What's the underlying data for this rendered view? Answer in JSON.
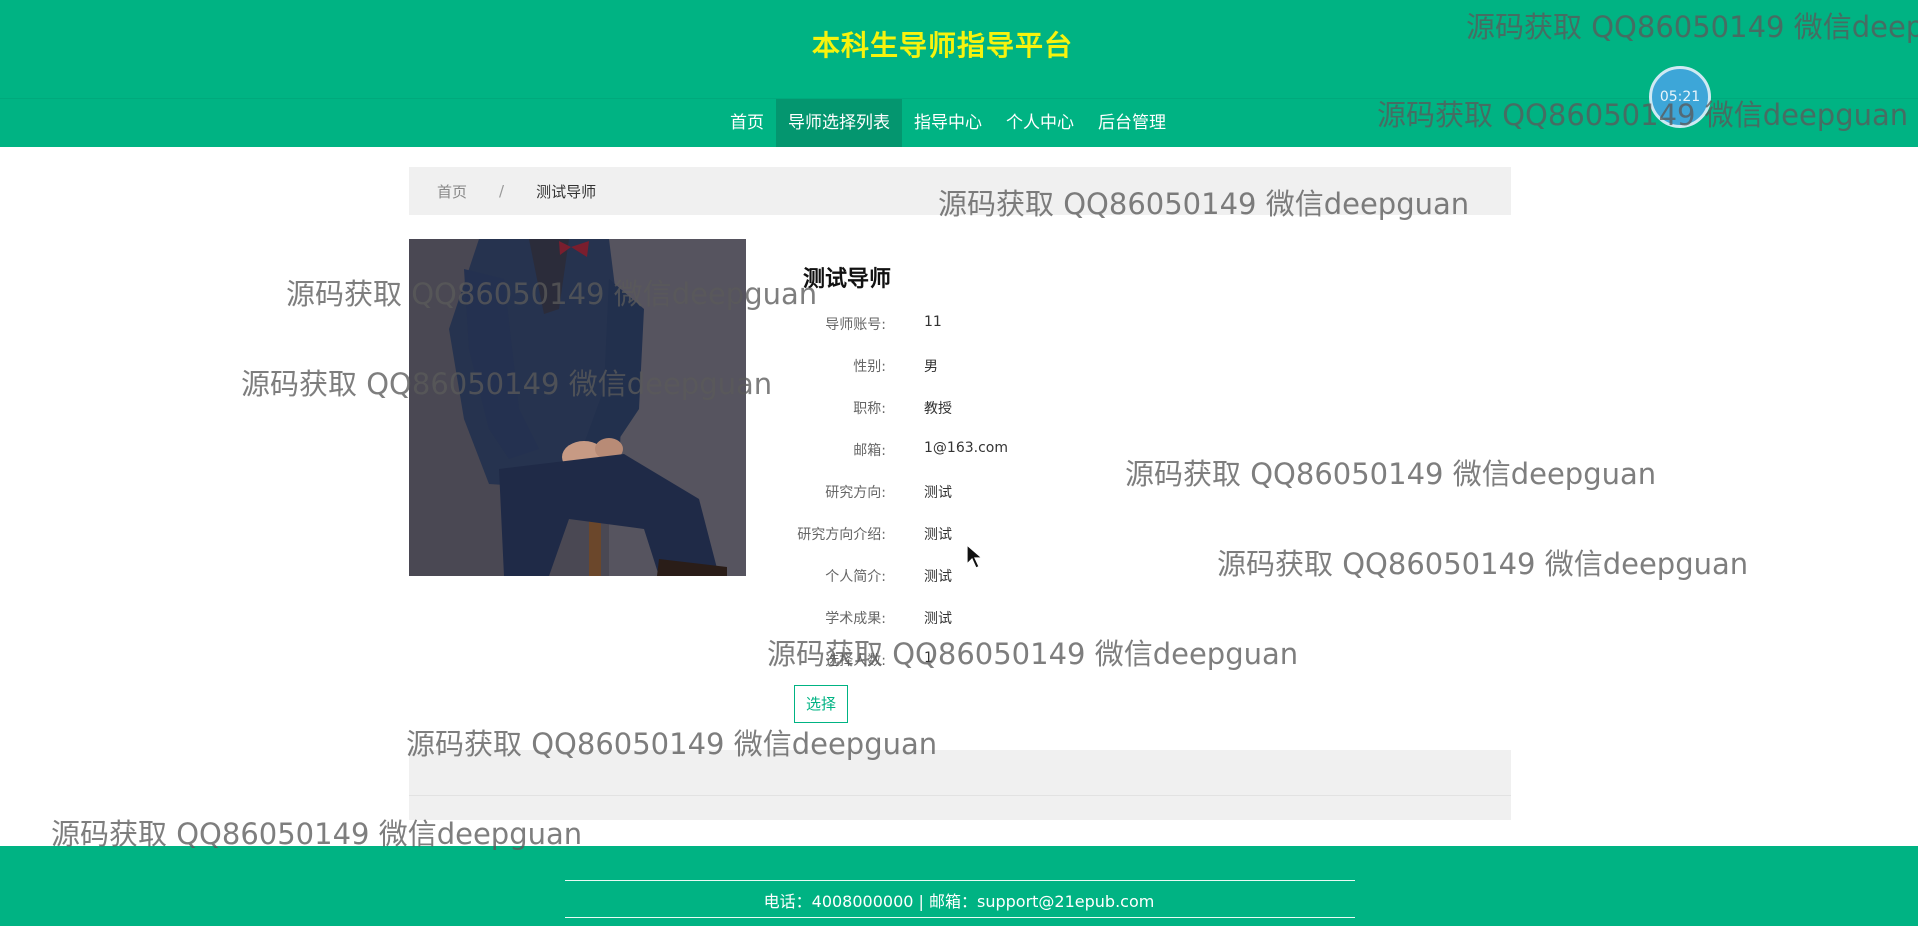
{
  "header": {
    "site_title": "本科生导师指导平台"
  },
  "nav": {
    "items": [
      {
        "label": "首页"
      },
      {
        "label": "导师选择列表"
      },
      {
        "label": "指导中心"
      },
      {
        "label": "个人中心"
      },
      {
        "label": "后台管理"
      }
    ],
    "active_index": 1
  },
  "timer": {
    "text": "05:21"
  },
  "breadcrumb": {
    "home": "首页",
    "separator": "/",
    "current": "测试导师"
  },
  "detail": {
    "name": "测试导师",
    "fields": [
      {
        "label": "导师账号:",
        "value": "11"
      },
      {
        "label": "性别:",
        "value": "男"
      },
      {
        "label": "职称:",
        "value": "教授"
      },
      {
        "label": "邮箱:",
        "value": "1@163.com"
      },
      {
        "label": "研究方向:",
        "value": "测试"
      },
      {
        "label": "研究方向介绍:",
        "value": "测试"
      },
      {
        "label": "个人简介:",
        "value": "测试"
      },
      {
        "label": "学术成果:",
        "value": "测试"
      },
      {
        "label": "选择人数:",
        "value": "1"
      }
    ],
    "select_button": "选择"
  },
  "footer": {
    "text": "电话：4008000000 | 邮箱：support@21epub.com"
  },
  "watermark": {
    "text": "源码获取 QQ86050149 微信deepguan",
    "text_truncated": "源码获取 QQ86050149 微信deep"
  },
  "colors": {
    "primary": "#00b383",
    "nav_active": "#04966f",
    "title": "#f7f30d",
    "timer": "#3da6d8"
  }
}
* * * * *
§ **EXERCISE DESCRIPTION**
Without the pictures, extract every entry verbatim.

§ **RESULT**
What's the underlying data for this rendered view? Answer in JSON.
{
  "header": {
    "site_title": "本科生导师指导平台"
  },
  "nav": {
    "items": [
      {
        "label": "首页"
      },
      {
        "label": "导师选择列表"
      },
      {
        "label": "指导中心"
      },
      {
        "label": "个人中心"
      },
      {
        "label": "后台管理"
      }
    ],
    "active_index": 1
  },
  "timer": {
    "text": "05:21"
  },
  "breadcrumb": {
    "home": "首页",
    "separator": "/",
    "current": "测试导师"
  },
  "detail": {
    "name": "测试导师",
    "fields": [
      {
        "label": "导师账号:",
        "value": "11"
      },
      {
        "label": "性别:",
        "value": "男"
      },
      {
        "label": "职称:",
        "value": "教授"
      },
      {
        "label": "邮箱:",
        "value": "1@163.com"
      },
      {
        "label": "研究方向:",
        "value": "测试"
      },
      {
        "label": "研究方向介绍:",
        "value": "测试"
      },
      {
        "label": "个人简介:",
        "value": "测试"
      },
      {
        "label": "学术成果:",
        "value": "测试"
      },
      {
        "label": "选择人数:",
        "value": "1"
      }
    ],
    "select_button": "选择"
  },
  "footer": {
    "text": "电话：4008000000 | 邮箱：support@21epub.com"
  },
  "watermark": {
    "text": "源码获取 QQ86050149 微信deepguan",
    "text_truncated": "源码获取 QQ86050149 微信deep"
  },
  "colors": {
    "primary": "#00b383",
    "nav_active": "#04966f",
    "title": "#f7f30d",
    "timer": "#3da6d8"
  }
}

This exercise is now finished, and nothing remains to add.